- **Text shown**

-=-=-

POLI 572B

Michael Weaver

April 10, 2026

Outline

Natural Experiments

Motivation/Definition
Challenges
IV
RDD
Qualitative Evidence
Balance Tests
Papers

Natural Experiments

What do we mean by natural experiment?

An observational study where causal inference comes from the design that draws on randomization of treatment.

no manipulation of treatment by researcher
random or “as-if” random assignment takes place in the “real world”

experiment: because it has randomization

natural: because it occurs without researcher intervention in real-world

Why?

solution to confounding
no complex estimands (hopefully!), simple and transparent statistical models

fewer worries about common support, interpolation/extrapolation

Compare and contrast

Piccardi et al use simple \(t\) tests (in a regression context) to compare differences in means

“The power of multiple regression analysis is that it allows us to do in non-experimental environments what natural scientists are able to do in a controlled laboratory setting: keep other factors fixed” (Wooldridge 2009: 77)

Design vs. Model-based inferences

A matter of degree

Statistical evidence for causality combines observed data and a mathematical model of the world.

-=-=-

- **Brief 1**
Format the entry lines as a Markdown table with the columns Row and Entry line. Start at the line containing "text: step 4 [788, 855, 975, 1007]" and go up to and including the line containing "text: qué son, paragraph 2: tanto, la". Number each row and skip blank lines.
- **Brief 2**
Resume the lecture notes on natural experiments right after their last sentence.
The entries that follow are unrelated to the lecture notes on natural experiments.

-=-=-

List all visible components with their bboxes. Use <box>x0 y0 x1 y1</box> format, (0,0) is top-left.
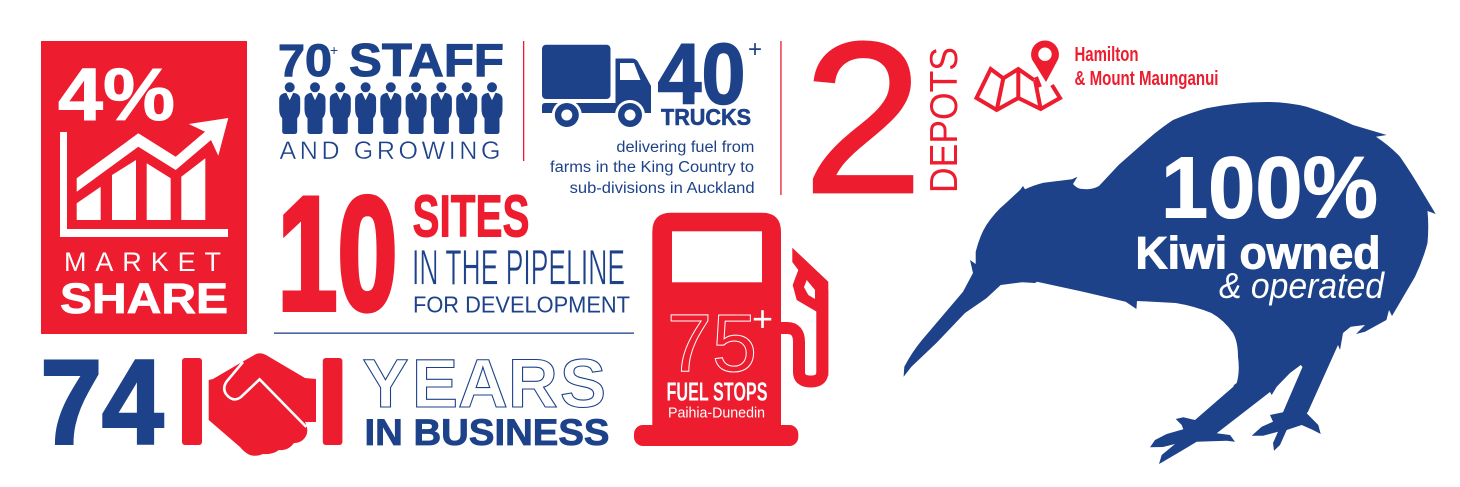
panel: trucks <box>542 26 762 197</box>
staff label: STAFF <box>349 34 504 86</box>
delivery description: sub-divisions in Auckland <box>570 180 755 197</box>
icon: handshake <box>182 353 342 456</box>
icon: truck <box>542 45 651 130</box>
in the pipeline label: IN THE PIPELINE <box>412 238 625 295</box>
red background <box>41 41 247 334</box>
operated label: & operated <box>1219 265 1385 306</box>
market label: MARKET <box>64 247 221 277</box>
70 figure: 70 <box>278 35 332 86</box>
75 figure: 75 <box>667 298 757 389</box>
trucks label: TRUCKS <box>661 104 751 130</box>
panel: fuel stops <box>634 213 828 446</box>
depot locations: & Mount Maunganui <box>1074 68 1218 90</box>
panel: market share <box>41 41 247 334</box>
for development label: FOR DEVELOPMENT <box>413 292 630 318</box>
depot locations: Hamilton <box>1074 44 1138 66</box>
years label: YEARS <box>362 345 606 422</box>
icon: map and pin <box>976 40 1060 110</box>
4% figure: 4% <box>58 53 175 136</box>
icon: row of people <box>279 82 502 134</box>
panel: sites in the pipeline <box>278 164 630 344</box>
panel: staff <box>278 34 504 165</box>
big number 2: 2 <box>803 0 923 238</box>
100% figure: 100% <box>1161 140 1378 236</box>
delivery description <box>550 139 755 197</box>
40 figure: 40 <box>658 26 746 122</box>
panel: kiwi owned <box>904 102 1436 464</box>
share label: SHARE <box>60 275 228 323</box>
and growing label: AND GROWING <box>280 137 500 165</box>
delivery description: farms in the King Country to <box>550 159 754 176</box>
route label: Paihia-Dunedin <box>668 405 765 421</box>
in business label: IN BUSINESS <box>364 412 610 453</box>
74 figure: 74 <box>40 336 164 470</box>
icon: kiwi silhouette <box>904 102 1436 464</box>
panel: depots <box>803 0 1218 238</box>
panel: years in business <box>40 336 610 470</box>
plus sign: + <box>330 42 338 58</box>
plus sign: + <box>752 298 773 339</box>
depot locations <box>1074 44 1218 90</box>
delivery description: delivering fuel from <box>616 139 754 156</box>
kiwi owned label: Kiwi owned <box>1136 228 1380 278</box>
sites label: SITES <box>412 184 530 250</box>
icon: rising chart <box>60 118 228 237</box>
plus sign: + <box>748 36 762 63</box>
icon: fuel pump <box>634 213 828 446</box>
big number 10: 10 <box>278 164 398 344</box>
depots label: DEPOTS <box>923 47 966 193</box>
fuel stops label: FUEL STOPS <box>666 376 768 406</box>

-=-=-

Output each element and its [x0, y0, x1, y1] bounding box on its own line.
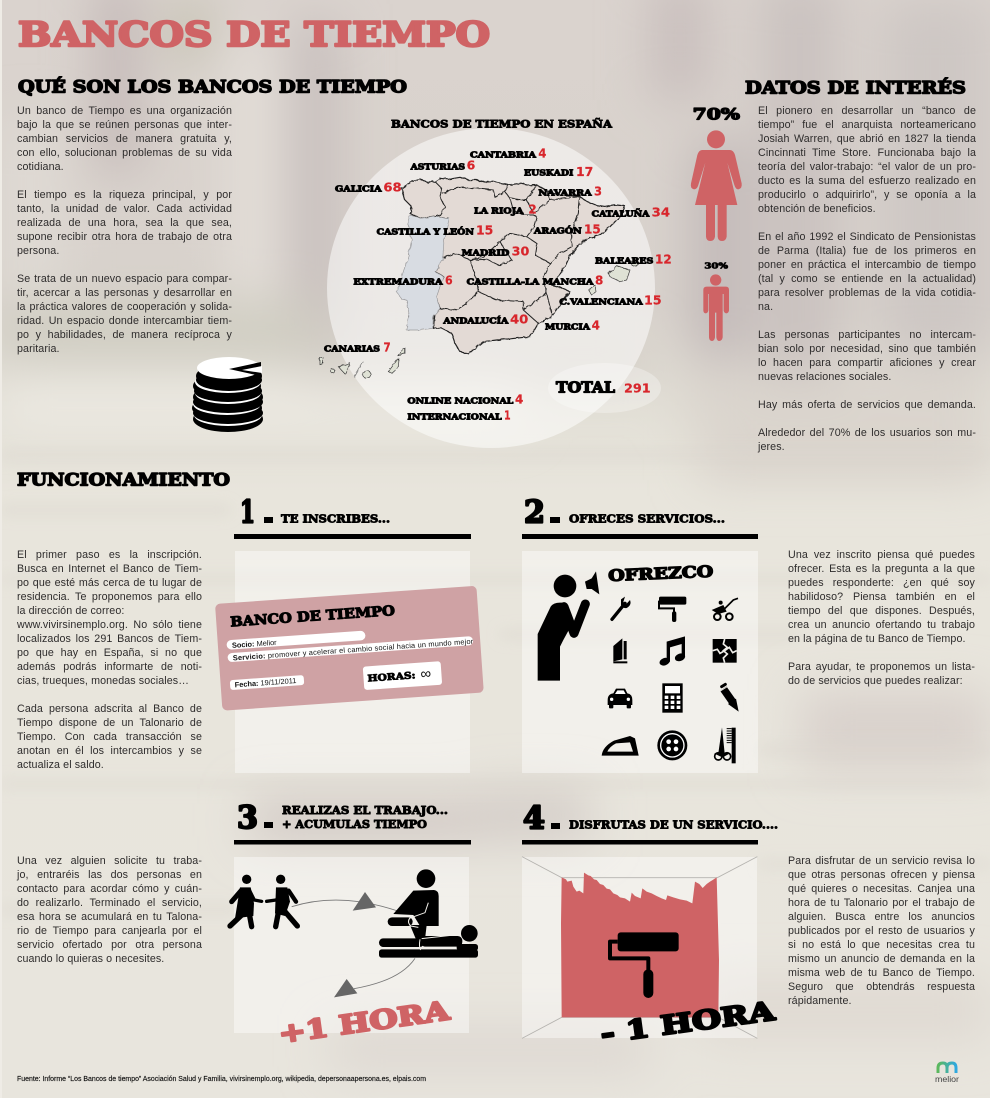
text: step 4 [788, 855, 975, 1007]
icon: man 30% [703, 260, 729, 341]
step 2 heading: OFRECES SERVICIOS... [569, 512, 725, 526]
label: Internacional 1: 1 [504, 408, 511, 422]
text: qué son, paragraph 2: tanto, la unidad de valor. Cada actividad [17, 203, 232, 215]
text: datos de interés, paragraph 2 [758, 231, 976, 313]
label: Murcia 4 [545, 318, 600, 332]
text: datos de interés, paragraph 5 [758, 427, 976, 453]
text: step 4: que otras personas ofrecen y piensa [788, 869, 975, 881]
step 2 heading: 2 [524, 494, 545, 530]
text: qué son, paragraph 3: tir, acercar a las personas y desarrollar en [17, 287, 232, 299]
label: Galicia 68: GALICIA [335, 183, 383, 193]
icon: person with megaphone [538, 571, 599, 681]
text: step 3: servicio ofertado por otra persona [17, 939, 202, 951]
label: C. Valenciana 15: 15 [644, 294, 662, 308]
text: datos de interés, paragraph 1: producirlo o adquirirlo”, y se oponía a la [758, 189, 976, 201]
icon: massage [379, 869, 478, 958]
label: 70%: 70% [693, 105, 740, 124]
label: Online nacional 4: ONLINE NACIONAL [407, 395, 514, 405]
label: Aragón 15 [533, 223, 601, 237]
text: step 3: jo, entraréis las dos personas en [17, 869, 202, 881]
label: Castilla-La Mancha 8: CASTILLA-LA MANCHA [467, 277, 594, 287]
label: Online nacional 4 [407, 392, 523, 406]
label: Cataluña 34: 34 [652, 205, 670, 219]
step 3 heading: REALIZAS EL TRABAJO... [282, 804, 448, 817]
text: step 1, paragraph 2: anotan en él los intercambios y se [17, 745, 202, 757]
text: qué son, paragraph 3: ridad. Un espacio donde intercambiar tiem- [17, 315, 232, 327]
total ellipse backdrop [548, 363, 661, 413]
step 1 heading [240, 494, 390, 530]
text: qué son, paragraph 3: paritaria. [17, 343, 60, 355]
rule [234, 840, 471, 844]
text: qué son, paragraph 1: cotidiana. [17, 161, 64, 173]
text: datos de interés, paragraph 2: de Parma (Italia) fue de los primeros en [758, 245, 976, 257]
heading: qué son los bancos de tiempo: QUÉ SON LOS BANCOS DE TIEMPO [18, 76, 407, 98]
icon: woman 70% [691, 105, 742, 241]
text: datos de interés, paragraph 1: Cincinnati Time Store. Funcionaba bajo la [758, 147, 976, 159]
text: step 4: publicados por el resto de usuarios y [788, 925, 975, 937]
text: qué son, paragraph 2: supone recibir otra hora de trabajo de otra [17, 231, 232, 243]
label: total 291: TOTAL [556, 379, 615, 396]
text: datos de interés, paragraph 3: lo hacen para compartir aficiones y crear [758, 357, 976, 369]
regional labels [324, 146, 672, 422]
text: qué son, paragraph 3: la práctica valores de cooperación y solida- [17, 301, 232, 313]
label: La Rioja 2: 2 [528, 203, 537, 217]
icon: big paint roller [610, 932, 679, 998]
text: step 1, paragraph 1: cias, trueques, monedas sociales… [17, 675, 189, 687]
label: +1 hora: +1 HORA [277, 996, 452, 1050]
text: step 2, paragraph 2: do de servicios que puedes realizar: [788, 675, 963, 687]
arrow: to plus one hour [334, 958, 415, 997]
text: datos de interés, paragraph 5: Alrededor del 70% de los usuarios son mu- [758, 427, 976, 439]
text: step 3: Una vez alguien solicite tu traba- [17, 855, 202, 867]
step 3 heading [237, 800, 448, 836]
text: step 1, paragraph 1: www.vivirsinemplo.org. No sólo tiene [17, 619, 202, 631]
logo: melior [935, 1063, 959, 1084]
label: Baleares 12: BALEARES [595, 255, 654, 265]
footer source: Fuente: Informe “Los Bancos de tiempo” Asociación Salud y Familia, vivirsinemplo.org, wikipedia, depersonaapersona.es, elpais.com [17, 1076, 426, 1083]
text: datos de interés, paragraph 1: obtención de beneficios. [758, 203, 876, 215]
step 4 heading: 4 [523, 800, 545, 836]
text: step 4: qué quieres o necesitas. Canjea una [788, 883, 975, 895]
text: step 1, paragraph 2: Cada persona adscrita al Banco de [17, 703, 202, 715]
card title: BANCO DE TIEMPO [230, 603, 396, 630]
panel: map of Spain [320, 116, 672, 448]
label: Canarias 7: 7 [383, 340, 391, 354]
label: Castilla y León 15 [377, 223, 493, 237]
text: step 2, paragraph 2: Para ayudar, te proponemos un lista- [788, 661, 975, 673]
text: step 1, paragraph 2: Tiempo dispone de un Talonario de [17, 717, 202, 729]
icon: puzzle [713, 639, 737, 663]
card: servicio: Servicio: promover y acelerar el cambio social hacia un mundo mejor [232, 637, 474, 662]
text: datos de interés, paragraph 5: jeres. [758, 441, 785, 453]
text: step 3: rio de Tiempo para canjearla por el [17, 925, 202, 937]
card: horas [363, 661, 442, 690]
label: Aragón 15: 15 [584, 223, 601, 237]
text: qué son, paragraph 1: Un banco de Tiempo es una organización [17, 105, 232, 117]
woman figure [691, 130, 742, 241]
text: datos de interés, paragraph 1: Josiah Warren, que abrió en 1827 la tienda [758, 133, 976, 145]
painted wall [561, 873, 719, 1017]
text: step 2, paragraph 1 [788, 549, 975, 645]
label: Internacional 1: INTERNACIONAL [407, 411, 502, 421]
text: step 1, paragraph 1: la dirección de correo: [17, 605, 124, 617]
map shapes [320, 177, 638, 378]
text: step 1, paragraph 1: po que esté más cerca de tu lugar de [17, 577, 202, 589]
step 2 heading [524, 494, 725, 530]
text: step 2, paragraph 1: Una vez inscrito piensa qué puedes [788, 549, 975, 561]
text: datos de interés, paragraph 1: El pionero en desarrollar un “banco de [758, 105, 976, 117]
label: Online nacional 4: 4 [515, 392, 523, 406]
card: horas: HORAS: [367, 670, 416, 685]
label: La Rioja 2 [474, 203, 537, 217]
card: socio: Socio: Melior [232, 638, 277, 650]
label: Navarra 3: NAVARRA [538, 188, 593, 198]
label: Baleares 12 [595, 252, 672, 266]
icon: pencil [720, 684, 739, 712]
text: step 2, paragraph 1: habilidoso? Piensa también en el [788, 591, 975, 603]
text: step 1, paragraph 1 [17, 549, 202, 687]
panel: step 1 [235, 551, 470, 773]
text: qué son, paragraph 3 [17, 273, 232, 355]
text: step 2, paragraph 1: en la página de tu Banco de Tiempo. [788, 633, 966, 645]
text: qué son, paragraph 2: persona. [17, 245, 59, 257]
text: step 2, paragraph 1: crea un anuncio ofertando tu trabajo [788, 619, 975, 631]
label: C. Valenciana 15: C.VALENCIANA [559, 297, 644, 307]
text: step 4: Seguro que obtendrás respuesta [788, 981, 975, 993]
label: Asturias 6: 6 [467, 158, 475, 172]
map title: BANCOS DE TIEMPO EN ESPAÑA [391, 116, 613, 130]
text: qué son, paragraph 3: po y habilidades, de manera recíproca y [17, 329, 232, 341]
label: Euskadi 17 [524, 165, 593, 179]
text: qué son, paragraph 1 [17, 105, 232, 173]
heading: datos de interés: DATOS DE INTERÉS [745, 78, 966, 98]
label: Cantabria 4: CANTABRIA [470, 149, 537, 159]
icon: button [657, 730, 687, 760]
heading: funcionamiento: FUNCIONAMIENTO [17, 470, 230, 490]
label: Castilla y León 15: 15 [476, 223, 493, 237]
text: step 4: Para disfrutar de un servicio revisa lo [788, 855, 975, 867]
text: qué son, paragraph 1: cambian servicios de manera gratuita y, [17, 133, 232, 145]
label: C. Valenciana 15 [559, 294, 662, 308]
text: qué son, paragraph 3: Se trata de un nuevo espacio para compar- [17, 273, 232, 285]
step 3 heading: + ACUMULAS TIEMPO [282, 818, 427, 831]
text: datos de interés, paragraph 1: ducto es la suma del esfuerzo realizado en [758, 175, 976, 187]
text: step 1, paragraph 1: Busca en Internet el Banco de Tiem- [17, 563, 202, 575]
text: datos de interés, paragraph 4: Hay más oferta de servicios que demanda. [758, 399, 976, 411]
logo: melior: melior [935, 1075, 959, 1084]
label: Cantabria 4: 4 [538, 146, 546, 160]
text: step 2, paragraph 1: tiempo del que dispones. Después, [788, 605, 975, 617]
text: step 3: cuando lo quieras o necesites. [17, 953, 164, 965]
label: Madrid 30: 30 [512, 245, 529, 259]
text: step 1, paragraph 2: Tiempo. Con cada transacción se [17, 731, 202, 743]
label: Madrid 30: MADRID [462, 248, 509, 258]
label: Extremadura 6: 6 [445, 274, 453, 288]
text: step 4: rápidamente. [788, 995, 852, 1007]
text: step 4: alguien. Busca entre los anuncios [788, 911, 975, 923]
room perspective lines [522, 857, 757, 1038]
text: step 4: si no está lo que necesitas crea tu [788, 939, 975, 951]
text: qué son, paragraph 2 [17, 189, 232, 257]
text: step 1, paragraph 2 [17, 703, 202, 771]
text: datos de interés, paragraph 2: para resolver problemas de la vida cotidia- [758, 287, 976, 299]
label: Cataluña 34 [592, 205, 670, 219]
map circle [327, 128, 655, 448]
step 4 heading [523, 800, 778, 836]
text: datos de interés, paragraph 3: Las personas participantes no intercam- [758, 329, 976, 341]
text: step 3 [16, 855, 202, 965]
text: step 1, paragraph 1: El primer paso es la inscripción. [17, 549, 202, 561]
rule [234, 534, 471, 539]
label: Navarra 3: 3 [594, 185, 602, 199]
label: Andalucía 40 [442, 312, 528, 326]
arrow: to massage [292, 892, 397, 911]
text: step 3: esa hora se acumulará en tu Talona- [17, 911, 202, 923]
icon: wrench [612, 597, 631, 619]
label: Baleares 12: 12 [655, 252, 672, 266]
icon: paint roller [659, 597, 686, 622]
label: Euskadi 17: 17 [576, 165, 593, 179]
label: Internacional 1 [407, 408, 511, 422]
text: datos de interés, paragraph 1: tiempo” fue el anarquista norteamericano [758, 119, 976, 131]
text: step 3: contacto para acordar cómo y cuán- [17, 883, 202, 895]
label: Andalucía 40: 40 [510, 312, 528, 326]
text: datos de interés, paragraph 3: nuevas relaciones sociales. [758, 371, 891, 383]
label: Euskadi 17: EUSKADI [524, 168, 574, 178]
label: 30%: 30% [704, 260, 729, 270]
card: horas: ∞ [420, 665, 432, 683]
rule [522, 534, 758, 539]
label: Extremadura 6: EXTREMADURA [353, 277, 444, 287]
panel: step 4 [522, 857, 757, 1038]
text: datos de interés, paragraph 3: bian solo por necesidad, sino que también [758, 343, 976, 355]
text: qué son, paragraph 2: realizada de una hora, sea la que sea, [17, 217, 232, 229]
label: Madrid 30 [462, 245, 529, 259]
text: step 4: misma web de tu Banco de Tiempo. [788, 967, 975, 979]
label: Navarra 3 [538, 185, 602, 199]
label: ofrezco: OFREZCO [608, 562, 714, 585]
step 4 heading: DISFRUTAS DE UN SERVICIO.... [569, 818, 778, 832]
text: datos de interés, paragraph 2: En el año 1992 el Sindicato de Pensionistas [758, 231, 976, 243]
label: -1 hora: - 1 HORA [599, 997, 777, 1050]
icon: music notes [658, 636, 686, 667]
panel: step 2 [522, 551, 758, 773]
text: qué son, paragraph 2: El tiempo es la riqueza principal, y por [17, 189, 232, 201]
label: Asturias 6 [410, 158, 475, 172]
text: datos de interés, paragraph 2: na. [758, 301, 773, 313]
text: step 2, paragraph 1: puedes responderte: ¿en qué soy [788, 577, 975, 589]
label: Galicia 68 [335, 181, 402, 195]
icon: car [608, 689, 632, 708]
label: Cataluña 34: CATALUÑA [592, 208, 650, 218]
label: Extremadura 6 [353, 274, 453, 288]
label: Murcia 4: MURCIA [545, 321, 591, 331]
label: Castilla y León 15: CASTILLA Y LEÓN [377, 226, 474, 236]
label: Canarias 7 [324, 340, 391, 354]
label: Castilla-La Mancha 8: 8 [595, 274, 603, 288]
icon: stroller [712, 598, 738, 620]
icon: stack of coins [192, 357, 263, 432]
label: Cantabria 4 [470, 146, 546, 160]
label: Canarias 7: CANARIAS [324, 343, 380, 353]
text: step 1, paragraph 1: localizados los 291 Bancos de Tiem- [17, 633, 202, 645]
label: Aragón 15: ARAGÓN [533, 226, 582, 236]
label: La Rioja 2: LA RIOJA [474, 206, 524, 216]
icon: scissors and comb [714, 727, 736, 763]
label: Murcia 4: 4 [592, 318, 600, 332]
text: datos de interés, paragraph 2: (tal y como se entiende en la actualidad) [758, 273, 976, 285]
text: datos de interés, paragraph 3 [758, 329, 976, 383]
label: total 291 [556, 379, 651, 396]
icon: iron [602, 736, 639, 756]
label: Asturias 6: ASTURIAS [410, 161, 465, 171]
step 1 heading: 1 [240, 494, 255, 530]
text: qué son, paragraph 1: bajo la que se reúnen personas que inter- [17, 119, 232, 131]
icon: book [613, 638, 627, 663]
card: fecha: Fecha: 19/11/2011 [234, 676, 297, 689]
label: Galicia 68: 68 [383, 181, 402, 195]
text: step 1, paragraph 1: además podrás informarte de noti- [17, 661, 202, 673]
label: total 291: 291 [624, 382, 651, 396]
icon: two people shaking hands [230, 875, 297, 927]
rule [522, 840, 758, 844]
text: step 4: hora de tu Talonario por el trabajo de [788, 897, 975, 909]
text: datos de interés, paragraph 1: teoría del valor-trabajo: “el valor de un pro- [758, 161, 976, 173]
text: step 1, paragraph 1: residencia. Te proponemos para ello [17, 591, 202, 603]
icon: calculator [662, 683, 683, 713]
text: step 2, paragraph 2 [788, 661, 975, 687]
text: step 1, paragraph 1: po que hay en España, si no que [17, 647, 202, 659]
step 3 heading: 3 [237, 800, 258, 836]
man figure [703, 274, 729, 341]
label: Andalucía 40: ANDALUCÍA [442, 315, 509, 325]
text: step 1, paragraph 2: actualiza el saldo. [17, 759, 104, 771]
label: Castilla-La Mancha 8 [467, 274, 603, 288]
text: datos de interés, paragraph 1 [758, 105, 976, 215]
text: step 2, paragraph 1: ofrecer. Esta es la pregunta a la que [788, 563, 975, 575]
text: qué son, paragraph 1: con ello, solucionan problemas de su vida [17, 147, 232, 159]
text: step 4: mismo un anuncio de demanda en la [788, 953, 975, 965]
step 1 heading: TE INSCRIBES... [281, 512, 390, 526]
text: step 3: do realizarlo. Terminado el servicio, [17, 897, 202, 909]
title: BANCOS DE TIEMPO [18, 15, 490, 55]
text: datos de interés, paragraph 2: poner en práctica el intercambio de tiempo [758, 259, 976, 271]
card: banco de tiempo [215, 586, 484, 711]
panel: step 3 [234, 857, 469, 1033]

-=-=-

- **Output 1**
| Row | Entry line |
|---|---|
| 1 | text: step 4 [788, 855, 975, 1007] |
| 2 | icon: man 30% [703, 260, 729, 341] |
| 3 | step 2 heading: OFRECES SERVICIOS... [569, 512, 725, 526] |
| 4 | label: Internacional 1: 1 [504, 408, 511, 422] |
| 5 | text: qué son, paragraph 2: tanto, la unidad de valor. Cada actividad [17, 203, 232, 215] |

- **Output 2**
mathematical model makes inferences about reality
model always involves assumptions about how observed data are generated
can almost always apply the model, even if it is wrong

Design vs. Model-based inferences

Causal evidence varies in terms of complexity of math/restrictiveness of assumptions: a matter of degree

Model-based inferences about causality involve many choices in complex statistical models with many difficult-to-assess assumptions
Design-based inferences about causality use carefully controlled comparisons with simple models and transparent assumptions

Challenges

Finding Natural Experiments

where is there actually randomness? is it known random process (lottery) or “as-if” random?
relevance of intervention; relevance of randomly assigned group
random vs as-if random: known random process (lottery), something that is “as-if” random… (in what way)

Challenges

Arguing for Randomness

How do we know this is random?

qualitative evidence: how was treatment assigned? If a lottery, what was the process? Were the rules followed? If “as-if” random, how did treatment occur?
balance tests: if treatment is random, should be independent of pre-treatment attributes

Challenges

How simple is the design?

In some cases, very simple random process \(\to\) simple statistical model (like experiments)
sometimes, we claim randomness, conditional on other factors. \(\to\) complicated models, harder to understand

Varieties:

“Standard natural experiments”: treatment \(D\) is randomized for some units
Instrumental Variables: some instrument \(Z\) is randomized and affects treatment \(D\)
Regression Discontinuity: treatment assignment of \(D\) takes place at cutoff \(c\), random close to \(c\)

Instrumental Variables

What is it? Extends logic of \(CACE\) to

continuous treatments \(D\)
continuous “assignment-to-treatment” \(Z\)
possibility of including controls (\(Z\) is random, conditional on \(X\)

How?

2SLS, IVLS (generalizations of least squares)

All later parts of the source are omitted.